WHAT TO PRODUCE: Repeat every line below exactly as it reads.

------------------------------------------------------------

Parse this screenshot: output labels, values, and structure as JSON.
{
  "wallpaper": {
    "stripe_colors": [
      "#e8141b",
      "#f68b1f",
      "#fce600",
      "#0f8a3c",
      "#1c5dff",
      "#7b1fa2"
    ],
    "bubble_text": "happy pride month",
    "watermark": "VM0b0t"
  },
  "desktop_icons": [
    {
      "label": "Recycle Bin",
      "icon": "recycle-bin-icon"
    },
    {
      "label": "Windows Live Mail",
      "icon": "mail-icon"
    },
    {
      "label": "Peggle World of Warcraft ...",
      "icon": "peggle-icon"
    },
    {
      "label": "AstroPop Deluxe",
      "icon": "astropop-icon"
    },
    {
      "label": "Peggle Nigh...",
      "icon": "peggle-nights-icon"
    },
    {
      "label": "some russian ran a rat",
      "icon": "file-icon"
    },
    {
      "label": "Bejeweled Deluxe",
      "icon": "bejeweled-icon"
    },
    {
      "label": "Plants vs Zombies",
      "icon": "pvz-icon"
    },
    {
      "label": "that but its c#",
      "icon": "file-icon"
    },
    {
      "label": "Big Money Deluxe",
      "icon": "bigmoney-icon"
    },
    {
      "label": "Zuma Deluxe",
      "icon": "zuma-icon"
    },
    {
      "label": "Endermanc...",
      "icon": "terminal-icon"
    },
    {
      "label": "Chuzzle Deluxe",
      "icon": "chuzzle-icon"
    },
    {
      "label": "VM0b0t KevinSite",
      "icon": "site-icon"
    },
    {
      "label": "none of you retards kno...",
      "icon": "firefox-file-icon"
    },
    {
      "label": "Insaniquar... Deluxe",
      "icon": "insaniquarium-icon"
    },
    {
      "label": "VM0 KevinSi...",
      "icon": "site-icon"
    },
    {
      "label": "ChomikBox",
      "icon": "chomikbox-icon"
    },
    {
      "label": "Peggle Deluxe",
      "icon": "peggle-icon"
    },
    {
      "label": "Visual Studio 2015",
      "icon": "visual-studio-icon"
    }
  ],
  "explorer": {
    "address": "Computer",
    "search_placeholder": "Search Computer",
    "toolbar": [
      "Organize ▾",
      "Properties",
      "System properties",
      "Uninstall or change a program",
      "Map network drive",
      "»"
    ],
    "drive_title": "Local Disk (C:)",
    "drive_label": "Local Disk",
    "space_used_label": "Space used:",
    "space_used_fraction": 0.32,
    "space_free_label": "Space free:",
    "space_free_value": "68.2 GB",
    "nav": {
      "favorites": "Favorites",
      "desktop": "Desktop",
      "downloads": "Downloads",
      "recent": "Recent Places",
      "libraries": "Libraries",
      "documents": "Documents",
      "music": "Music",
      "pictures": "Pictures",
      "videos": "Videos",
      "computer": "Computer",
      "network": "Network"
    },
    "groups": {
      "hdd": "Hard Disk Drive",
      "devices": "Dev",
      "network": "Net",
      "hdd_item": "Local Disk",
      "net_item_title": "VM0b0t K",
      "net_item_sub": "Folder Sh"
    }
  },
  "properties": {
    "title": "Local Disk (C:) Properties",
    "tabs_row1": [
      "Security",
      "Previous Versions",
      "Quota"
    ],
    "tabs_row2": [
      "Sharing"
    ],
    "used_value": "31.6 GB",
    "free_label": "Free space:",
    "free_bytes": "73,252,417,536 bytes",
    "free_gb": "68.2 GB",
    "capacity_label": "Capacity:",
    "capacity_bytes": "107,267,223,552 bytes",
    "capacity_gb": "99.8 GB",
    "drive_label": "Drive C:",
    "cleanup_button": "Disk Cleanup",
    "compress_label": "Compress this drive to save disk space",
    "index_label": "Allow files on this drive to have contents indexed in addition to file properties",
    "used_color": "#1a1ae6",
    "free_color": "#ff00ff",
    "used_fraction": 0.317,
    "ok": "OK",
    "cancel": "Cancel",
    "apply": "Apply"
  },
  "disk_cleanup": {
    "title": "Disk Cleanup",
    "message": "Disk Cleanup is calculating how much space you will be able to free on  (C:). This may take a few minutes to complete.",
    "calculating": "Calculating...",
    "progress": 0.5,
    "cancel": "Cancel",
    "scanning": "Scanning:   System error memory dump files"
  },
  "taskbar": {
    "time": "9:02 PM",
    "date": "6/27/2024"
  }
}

------------------------------------------------------------

TASK OUTPUT:
Parse this screenshot: output labels, values, and structure as JSON.
{
  "wallpaper": {
    "stripe_colors": [
      "#e8141b",
      "#f68b1f",
      "#fce600",
      "#0f8a3c",
      "#1c5dff",
      "#7b1fa2"
    ],
    "bubble_text": "happy pride month",
    "watermark": "VM0b0t"
  },
  "desktop_icons": [
    {
      "label": "Recycle Bin",
      "icon": "recycle-bin-icon"
    },
    {
      "label": "Windows Live Mail",
      "icon": "mail-icon"
    },
    {
      "label": "Peggle World of Warcraft ...",
      "icon": "peggle-icon"
    },
    {
      "label": "AstroPop Deluxe",
      "icon": "astropop-icon"
    },
    {
      "label": "Peggle Nigh...",
      "icon": "peggle-nights-icon"
    },
    {
      "label": "some russian ran a rat",
      "icon": "file-icon"
    },
    {
      "label": "Bejeweled Deluxe",
      "icon": "bejeweled-icon"
    },
    {
      "label": "Plants vs Zombies",
      "icon": "pvz-icon"
    },
    {
      "label": "that but its c#",
      "icon": "file-icon"
    },
    {
      "label": "Big Money Deluxe",
      "icon": "bigmoney-icon"
    },
    {
      "label": "Zuma Deluxe",
      "icon": "zuma-icon"
    },
    {
      "label": "Endermanc...",
      "icon": "terminal-icon"
    },
    {
      "label": "Chuzzle Deluxe",
      "icon": "chuzzle-icon"
    },
    {
      "label": "VM0b0t KevinSite",
      "icon": "site-icon"
    },
    {
      "label": "none of you retards kno...",
      "icon": "firefox-file-icon"
    },
    {
      "label": "Insaniquar... Deluxe",
      "icon": "insaniquarium-icon"
    },
    {
      "label": "VM0 KevinSi...",
      "icon": "site-icon"
    },
    {
      "label": "ChomikBox",
      "icon": "chomikbox-icon"
    },
    {
      "label": "Peggle Deluxe",
      "icon": "peggle-icon"
    },
    {
      "label": "Visual Studio 2015",
      "icon": "visual-studio-icon"
    }
  ],
  "explorer": {
    "address": "Computer",
    "search_placeholder": "Search Computer",
    "toolbar": [
      "Organize ▾",
      "Properties",
      "System properties",
      "Uninstall or change a program",
      "Map network drive",
      "»"
    ],
    "drive_title": "Local Disk (C:)",
    "drive_label": "Local Disk",
    "space_used_label": "Space used:",
    "space_used_fraction": 0.32,
    "space_free_label": "Space free:",
    "space_free_value": "68.2 GB",
    "nav": {
      "favorites": "Favorites",
      "desktop": "Desktop",
      "downloads": "Downloads",
      "recent": "Recent Places",
      "libraries": "Libraries",
      "documents": "Documents",
      "music": "Music",
      "pictures": "Pictures",
      "videos": "Videos",
      "computer": "Computer",
      "network": "Network"
    },
    "groups": {
      "hdd": "Hard Disk Drive",
      "devices": "Dev",
      "network": "Net",
      "hdd_item": "Local Disk",
      "net_item_title": "VM0b0t K",
      "net_item_sub": "Folder Sh"
    }
  },
  "properties": {
    "title": "Local Disk (C:) Properties",
    "tabs_row1": [
      "Security",
      "Previous Versions",
      "Quota"
    ],
    "tabs_row2": [
      "Sharing"
    ],
    "used_value": "31.6 GB",
    "free_label": "Free space:",
    "free_bytes": "73,252,417,536 bytes",
    "free_gb": "68.2 GB",
    "capacity_label": "Capacity:",
    "capacity_bytes": "107,267,223,552 bytes",
    "capacity_gb": "99.8 GB",
    "drive_label": "Drive C:",
    "cleanup_button": "Disk Cleanup",
    "compress_label": "Compress this drive to save disk space",
    "index_label": "Allow files on this drive to have contents indexed in addition to file properties",
    "used_color": "#1a1ae6",
    "free_color": "#ff00ff",
    "used_fraction": 0.317,
    "ok": "OK",
    "cancel": "Cancel",
    "apply": "Apply"
  },
  "disk_cleanup": {
    "title": "Disk Cleanup",
    "message": "Disk Cleanup is calculating how much space you will be able to free on  (C:). This may take a few minutes to complete.",
    "calculating": "Calculating...",
    "progress": 0.5,
    "cancel": "Cancel",
    "scanning": "Scanning:   System error memory dump files"
  },
  "taskbar": {
    "time": "9:02 PM",
    "date": "6/27/2024"
  }
}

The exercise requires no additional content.